● DIRECTIONS
Using the entries that follow, collect the lines where the word "CPUs" appears.

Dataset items
===============

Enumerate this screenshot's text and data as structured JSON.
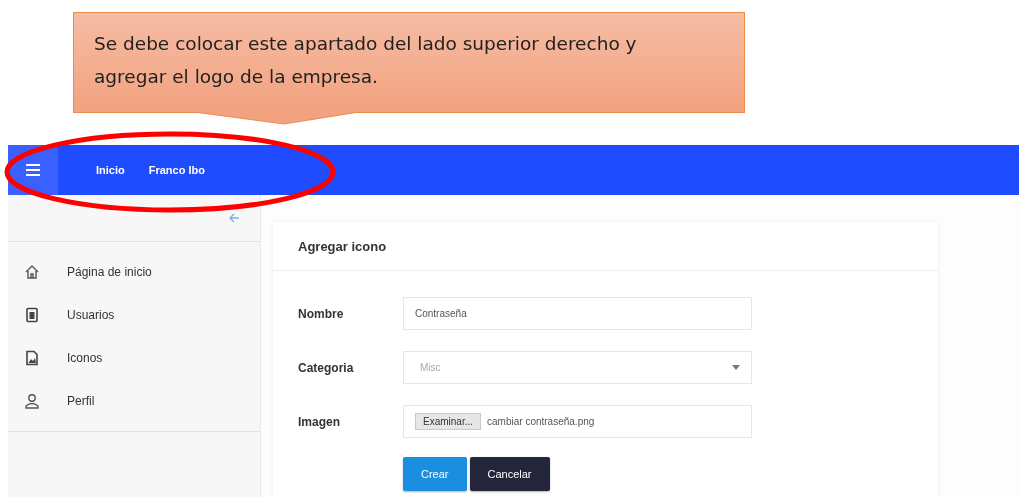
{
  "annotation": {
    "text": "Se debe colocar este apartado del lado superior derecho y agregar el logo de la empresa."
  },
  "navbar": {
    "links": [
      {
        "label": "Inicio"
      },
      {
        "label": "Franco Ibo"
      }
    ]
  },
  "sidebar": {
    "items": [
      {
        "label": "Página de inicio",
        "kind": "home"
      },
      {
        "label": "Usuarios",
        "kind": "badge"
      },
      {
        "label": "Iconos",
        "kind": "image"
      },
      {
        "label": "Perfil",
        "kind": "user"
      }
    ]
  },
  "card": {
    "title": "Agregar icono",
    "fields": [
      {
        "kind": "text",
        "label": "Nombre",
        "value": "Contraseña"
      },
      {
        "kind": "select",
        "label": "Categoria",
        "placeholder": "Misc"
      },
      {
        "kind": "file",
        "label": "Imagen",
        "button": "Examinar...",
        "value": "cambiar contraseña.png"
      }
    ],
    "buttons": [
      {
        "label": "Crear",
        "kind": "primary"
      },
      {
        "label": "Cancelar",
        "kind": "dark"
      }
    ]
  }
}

===============

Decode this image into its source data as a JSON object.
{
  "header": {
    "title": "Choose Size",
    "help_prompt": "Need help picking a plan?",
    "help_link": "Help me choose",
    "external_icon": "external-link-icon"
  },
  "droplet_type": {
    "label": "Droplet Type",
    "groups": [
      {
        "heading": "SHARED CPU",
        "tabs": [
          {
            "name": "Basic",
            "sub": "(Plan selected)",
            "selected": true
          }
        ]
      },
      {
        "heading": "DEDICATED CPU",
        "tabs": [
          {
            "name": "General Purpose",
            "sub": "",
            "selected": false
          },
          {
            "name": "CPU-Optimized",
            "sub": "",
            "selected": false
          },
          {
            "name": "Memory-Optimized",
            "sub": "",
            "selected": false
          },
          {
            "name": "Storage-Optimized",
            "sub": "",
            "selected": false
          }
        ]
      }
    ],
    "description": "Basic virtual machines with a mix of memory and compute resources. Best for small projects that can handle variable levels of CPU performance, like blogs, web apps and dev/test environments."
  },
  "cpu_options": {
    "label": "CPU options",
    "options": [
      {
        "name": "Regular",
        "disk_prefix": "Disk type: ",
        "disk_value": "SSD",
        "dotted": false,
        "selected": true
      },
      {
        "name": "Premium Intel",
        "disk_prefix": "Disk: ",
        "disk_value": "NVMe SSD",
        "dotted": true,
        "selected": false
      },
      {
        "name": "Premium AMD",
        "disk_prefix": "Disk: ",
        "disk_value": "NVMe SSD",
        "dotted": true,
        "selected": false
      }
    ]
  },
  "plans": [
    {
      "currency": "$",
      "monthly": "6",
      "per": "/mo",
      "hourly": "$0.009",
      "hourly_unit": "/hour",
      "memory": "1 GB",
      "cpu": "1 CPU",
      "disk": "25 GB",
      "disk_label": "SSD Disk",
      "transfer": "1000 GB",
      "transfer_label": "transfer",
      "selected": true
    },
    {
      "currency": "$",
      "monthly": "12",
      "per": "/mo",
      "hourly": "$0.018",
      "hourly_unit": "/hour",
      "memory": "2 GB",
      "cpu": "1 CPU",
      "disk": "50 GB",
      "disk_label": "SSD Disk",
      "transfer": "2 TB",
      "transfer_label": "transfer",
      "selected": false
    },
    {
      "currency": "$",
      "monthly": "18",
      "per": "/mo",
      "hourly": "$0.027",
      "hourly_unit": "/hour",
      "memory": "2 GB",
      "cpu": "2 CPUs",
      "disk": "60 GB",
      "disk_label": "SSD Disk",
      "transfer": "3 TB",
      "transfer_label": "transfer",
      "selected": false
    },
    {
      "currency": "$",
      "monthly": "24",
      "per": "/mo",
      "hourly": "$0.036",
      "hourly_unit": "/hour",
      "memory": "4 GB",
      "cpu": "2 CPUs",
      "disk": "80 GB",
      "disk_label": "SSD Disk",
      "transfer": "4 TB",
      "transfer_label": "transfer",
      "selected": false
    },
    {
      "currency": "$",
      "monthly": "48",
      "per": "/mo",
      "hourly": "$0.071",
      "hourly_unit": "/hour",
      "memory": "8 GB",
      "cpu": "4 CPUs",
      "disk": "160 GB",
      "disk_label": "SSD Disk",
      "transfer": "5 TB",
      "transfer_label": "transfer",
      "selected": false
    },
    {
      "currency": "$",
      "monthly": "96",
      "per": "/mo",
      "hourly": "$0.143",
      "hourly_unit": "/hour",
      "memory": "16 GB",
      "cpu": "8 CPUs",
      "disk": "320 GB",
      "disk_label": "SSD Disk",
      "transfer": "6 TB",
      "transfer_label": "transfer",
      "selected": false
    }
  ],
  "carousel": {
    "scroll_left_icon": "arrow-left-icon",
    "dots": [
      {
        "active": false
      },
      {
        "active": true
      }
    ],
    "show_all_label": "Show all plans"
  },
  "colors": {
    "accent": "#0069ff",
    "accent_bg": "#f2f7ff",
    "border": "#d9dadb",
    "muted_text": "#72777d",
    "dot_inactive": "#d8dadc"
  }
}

===============

● SOLUTION TO THIS EXERCISE
      "cpu": "2 CPUs",
      "cpu": "2 CPUs",
      "cpu": "4 CPUs",
      "cpu": "8 CPUs",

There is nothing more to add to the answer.